■ **MATERIAL SUPPLIED**

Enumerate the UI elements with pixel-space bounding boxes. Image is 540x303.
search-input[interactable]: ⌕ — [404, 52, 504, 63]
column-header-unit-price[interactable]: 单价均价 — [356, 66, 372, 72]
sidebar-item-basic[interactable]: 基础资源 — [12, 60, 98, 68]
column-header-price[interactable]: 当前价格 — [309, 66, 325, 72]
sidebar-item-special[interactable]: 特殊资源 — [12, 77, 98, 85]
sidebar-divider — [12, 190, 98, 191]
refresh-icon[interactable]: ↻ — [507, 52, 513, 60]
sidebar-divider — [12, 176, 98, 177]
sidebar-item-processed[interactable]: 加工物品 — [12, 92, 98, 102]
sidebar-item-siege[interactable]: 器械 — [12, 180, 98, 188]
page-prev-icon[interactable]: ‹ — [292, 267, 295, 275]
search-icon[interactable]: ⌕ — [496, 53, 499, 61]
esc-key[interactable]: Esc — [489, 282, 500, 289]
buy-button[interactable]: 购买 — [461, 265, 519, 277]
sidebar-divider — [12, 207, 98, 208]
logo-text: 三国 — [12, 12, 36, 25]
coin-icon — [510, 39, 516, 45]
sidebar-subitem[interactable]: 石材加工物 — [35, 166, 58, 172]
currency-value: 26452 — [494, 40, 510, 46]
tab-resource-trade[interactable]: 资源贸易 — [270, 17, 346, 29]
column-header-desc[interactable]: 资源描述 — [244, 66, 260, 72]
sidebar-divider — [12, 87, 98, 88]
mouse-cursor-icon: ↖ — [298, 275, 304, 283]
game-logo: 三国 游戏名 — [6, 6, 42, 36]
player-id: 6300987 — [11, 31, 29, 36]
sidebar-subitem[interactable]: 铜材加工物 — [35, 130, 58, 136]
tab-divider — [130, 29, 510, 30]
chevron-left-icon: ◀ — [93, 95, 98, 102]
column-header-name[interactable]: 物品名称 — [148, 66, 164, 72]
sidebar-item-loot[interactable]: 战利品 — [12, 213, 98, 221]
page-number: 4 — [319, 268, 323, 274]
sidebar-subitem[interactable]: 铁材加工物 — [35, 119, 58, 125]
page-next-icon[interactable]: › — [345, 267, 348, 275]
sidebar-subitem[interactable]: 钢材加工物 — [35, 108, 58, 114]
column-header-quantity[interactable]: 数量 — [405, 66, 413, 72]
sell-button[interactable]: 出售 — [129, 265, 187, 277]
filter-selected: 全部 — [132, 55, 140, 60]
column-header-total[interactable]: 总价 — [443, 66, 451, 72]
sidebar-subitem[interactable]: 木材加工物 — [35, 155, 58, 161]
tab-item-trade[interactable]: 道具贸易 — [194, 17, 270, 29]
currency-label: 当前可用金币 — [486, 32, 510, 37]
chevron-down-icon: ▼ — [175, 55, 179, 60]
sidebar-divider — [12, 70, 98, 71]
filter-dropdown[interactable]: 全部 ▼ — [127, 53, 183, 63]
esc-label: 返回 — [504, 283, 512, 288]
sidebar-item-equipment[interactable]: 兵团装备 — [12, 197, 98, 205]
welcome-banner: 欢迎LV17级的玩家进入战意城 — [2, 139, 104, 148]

■ **THE TASK**
Please rewrite the listing above with every "sidebar-divider" swapped for "sidebar-separator", leaving everything else unchanged.

■ **RESULT OF THIS TASK**
Enumerate the UI elements with pixel-space bounding boxes. Image is 540x303.
search-input[interactable]: ⌕ — [404, 52, 504, 63]
column-header-unit-price[interactable]: 单价均价 — [356, 66, 372, 72]
sidebar-item-basic[interactable]: 基础资源 — [12, 60, 98, 68]
column-header-price[interactable]: 当前价格 — [309, 66, 325, 72]
sidebar-item-special[interactable]: 特殊资源 — [12, 77, 98, 85]
sidebar-separator — [12, 190, 98, 191]
refresh-icon[interactable]: ↻ — [507, 52, 513, 60]
sidebar-separator — [12, 176, 98, 177]
sidebar-item-processed[interactable]: 加工物品 — [12, 92, 98, 102]
sidebar-item-siege[interactable]: 器械 — [12, 180, 98, 188]
page-prev-icon[interactable]: ‹ — [292, 267, 295, 275]
search-icon[interactable]: ⌕ — [496, 53, 499, 61]
esc-key[interactable]: Esc — [489, 282, 500, 289]
buy-button[interactable]: 购买 — [461, 265, 519, 277]
sidebar-separator — [12, 207, 98, 208]
logo-text: 三国 — [12, 12, 36, 25]
coin-icon — [510, 39, 516, 45]
sidebar-subitem[interactable]: 石材加工物 — [35, 166, 58, 172]
currency-value: 26452 — [494, 40, 510, 46]
tab-resource-trade[interactable]: 资源贸易 — [270, 17, 346, 29]
column-header-desc[interactable]: 资源描述 — [244, 66, 260, 72]
sidebar-separator — [12, 87, 98, 88]
mouse-cursor-icon: ↖ — [298, 275, 304, 283]
game-logo: 三国 游戏名 — [6, 6, 42, 36]
player-id: 6300987 — [11, 31, 29, 36]
sidebar-subitem[interactable]: 铜材加工物 — [35, 130, 58, 136]
tab-divider — [130, 29, 510, 30]
chevron-left-icon: ◀ — [93, 95, 98, 102]
column-header-name[interactable]: 物品名称 — [148, 66, 164, 72]
sidebar-item-loot[interactable]: 战利品 — [12, 213, 98, 221]
page-number: 4 — [319, 268, 323, 274]
sidebar-subitem[interactable]: 铁材加工物 — [35, 119, 58, 125]
page-next-icon[interactable]: › — [345, 267, 348, 275]
sidebar-subitem[interactable]: 钢材加工物 — [35, 108, 58, 114]
column-header-quantity[interactable]: 数量 — [405, 66, 413, 72]
sell-button[interactable]: 出售 — [129, 265, 187, 277]
filter-selected: 全部 — [132, 55, 140, 60]
column-header-total[interactable]: 总价 — [443, 66, 451, 72]
sidebar-subitem[interactable]: 木材加工物 — [35, 155, 58, 161]
tab-item-trade[interactable]: 道具贸易 — [194, 17, 270, 29]
currency-label: 当前可用金币 — [486, 32, 510, 37]
chevron-down-icon: ▼ — [175, 55, 179, 60]
sidebar-separator — [12, 70, 98, 71]
filter-dropdown[interactable]: 全部 ▼ — [127, 53, 183, 63]
esc-label: 返回 — [504, 283, 512, 288]
sidebar-item-equipment[interactable]: 兵团装备 — [12, 197, 98, 205]
welcome-banner: 欢迎LV17级的玩家进入战意城 — [2, 139, 104, 148]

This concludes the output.